Which lines hold the word "small"? Copy each one.

Entries from a dataset ::
## begin
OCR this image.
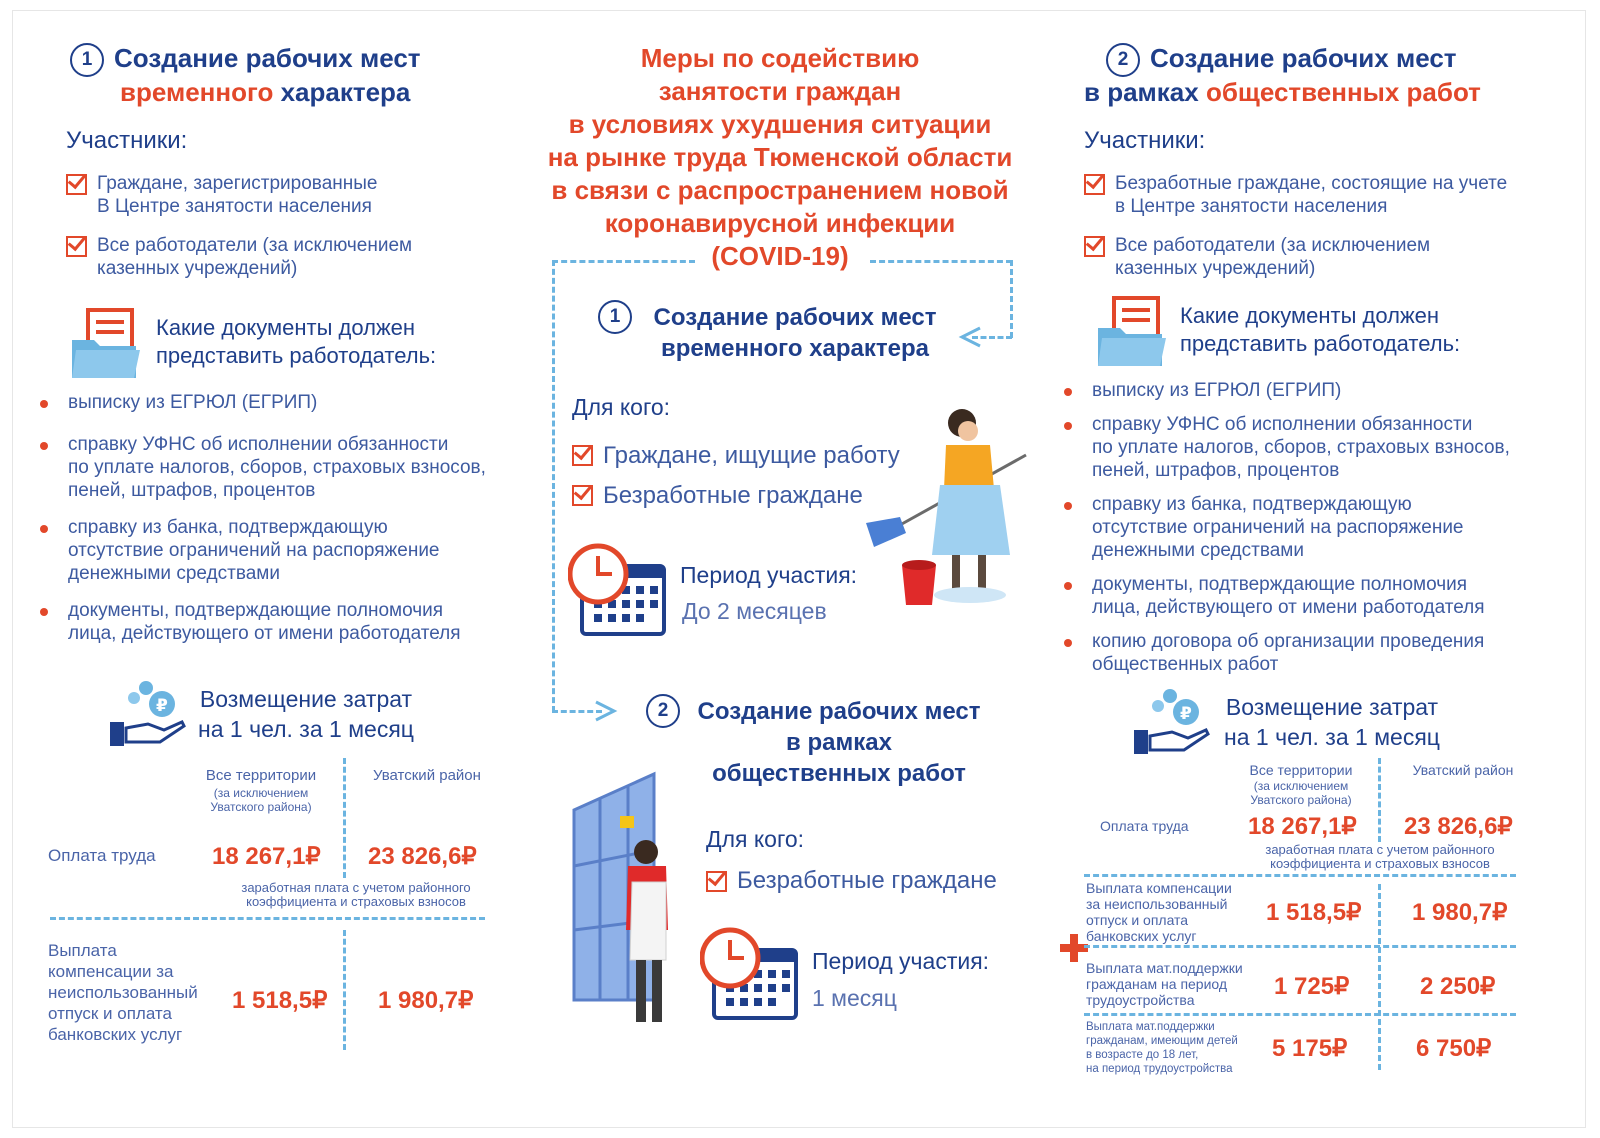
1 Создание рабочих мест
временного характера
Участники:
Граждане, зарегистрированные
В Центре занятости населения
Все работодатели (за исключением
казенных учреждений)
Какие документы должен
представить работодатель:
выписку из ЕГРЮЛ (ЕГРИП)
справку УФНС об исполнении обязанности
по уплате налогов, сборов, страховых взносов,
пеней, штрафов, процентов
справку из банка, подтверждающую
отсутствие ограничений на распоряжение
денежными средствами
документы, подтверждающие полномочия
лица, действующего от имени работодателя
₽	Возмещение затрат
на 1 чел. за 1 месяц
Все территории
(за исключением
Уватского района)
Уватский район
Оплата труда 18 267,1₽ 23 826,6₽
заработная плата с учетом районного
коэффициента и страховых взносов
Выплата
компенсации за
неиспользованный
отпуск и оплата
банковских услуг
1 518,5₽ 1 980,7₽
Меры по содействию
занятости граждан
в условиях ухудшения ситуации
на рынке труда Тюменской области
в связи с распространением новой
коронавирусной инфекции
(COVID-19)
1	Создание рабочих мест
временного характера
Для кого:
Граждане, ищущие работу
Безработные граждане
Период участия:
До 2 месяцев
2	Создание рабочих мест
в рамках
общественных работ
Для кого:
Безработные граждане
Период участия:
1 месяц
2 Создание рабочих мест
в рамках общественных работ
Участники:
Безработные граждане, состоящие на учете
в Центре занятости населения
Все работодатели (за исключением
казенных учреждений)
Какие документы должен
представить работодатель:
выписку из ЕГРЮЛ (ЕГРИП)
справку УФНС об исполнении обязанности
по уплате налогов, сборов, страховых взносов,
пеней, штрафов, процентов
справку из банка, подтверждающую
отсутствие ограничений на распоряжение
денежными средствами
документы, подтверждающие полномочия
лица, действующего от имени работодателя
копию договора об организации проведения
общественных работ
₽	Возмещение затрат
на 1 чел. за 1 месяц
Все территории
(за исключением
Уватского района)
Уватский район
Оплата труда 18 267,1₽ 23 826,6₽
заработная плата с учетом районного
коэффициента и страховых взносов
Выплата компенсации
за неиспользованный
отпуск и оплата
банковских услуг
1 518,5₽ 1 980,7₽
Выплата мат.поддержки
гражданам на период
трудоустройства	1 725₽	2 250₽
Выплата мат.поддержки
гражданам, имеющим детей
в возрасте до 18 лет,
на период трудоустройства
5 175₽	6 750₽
## end
## begin
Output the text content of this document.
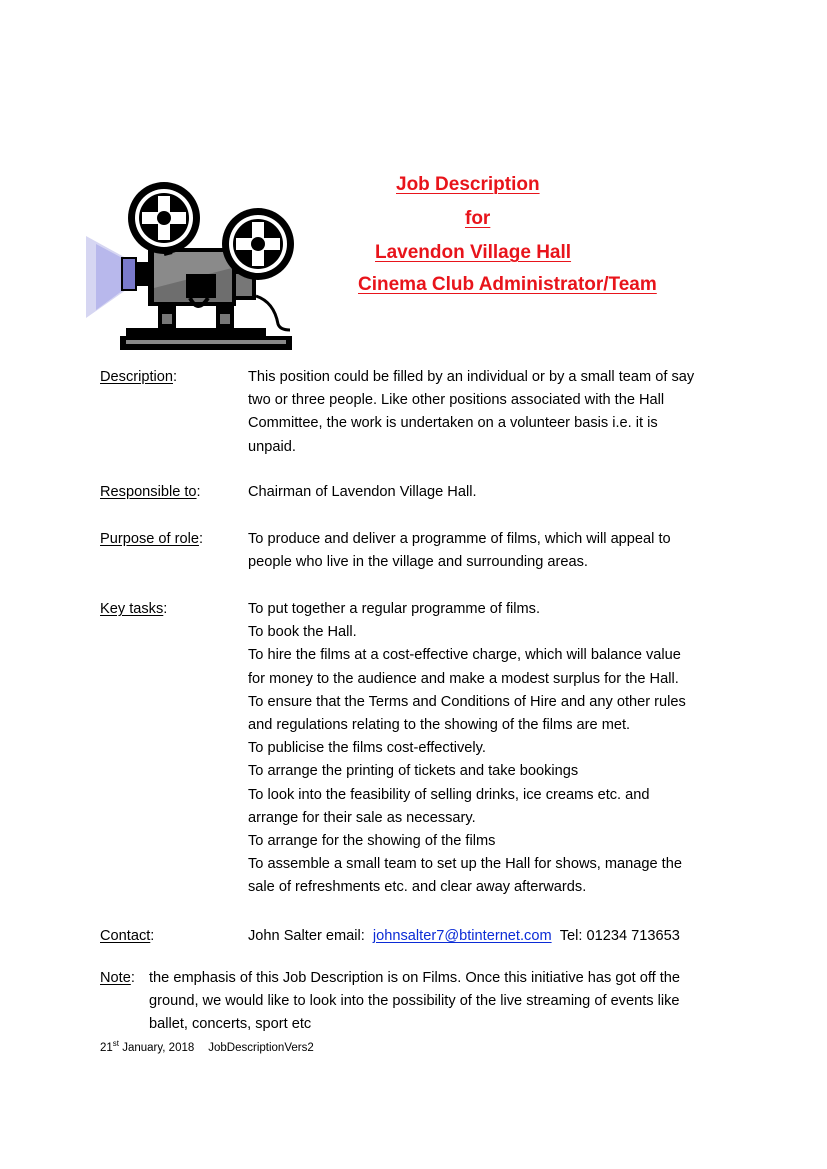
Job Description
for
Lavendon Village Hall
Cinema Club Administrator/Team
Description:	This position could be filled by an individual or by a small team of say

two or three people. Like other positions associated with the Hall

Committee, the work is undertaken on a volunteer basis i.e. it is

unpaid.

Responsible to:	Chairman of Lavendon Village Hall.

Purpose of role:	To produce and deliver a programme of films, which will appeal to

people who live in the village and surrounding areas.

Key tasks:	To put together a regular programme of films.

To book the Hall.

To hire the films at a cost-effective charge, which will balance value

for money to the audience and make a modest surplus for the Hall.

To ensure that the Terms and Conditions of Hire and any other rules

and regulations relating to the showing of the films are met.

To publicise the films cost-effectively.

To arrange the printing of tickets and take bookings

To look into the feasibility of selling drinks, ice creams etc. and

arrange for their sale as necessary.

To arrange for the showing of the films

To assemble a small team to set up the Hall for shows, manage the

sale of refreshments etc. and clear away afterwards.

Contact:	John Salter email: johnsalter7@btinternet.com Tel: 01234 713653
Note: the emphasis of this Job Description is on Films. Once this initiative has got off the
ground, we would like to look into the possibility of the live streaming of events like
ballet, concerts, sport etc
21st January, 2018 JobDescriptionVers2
## end
CORRECT OUTPUT ::
Description:	This position could be filled by an individual or by a small team of say
To assemble a small team to set up the Hall for shows, manage the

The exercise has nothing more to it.